§ Data excerpts

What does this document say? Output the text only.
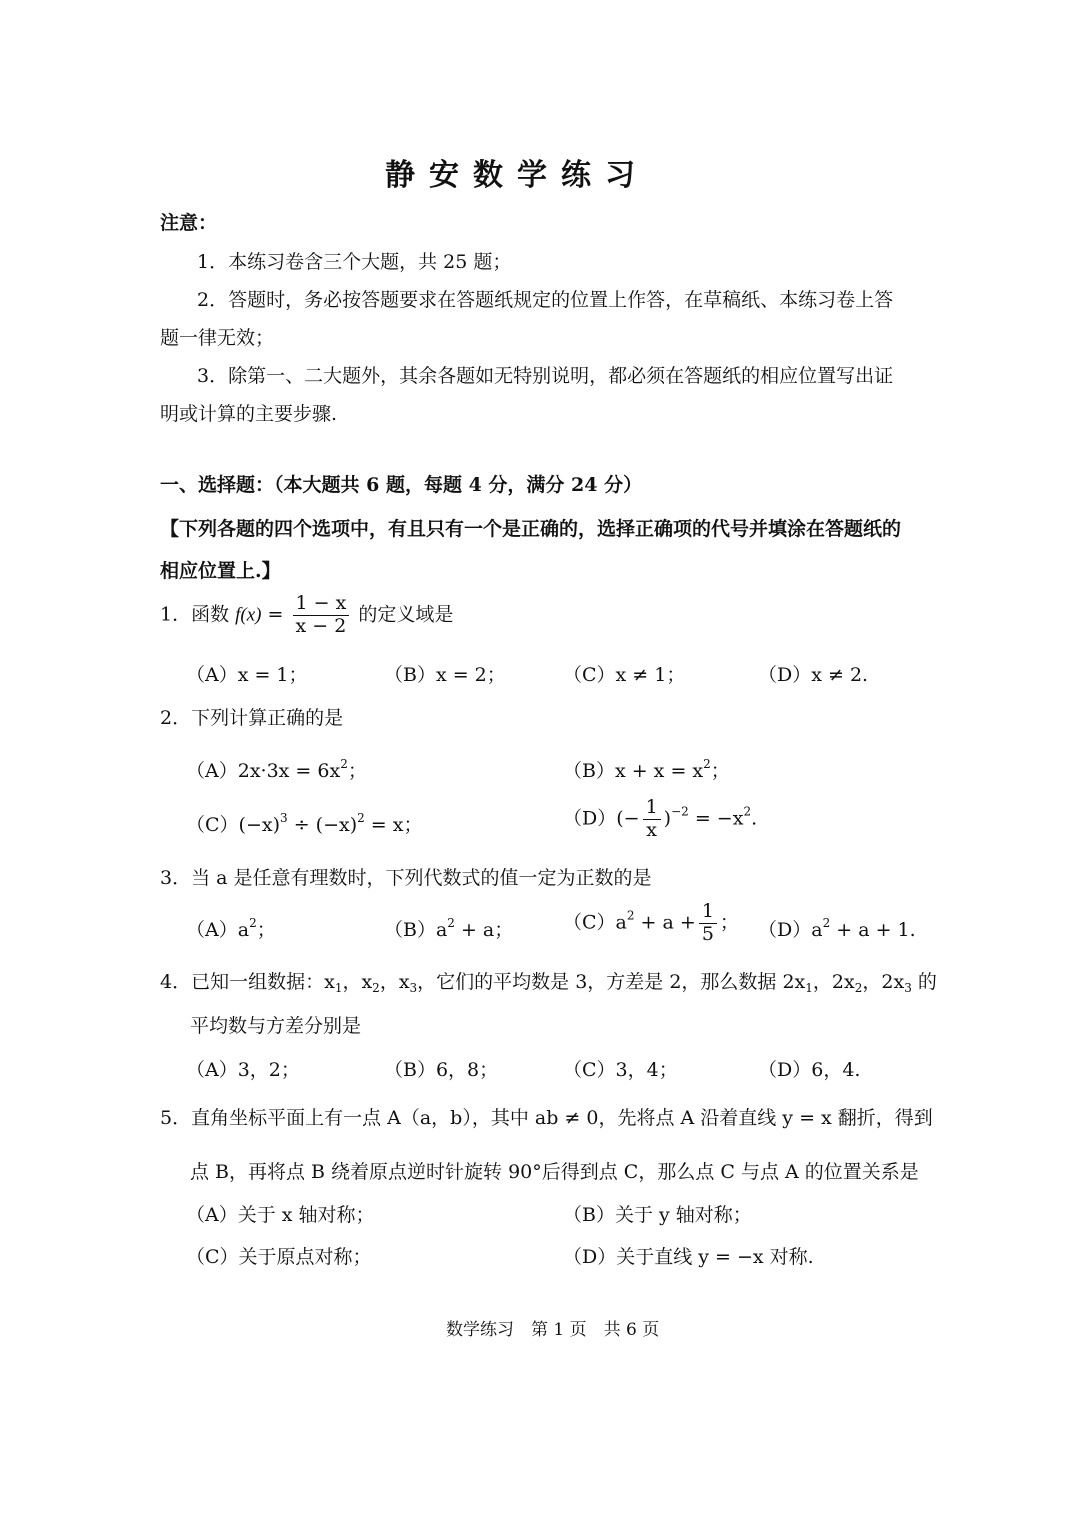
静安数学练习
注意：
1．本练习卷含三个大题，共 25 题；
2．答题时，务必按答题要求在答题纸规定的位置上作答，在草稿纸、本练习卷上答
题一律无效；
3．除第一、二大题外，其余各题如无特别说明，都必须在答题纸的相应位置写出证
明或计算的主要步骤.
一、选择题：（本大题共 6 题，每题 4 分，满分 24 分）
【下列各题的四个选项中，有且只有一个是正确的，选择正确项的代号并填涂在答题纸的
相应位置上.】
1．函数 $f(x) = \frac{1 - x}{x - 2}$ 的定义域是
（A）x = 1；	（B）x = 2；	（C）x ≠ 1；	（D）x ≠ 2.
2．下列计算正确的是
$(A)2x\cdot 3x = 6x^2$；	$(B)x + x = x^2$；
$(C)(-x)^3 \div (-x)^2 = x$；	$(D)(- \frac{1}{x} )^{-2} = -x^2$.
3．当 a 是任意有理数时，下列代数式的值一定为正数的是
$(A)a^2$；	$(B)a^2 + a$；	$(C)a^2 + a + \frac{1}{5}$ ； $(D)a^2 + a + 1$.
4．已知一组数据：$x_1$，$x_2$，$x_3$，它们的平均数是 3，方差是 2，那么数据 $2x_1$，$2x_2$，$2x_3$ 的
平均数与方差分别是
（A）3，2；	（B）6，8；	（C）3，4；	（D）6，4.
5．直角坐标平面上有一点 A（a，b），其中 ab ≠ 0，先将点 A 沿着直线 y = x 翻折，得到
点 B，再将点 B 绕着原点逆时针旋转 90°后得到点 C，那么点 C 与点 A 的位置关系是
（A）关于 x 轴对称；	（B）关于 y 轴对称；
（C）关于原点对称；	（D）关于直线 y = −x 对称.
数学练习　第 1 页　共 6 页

§ Exercise requirements
Report how many lines include the word "frac". Give nothing but the number.

§ Result of the task
3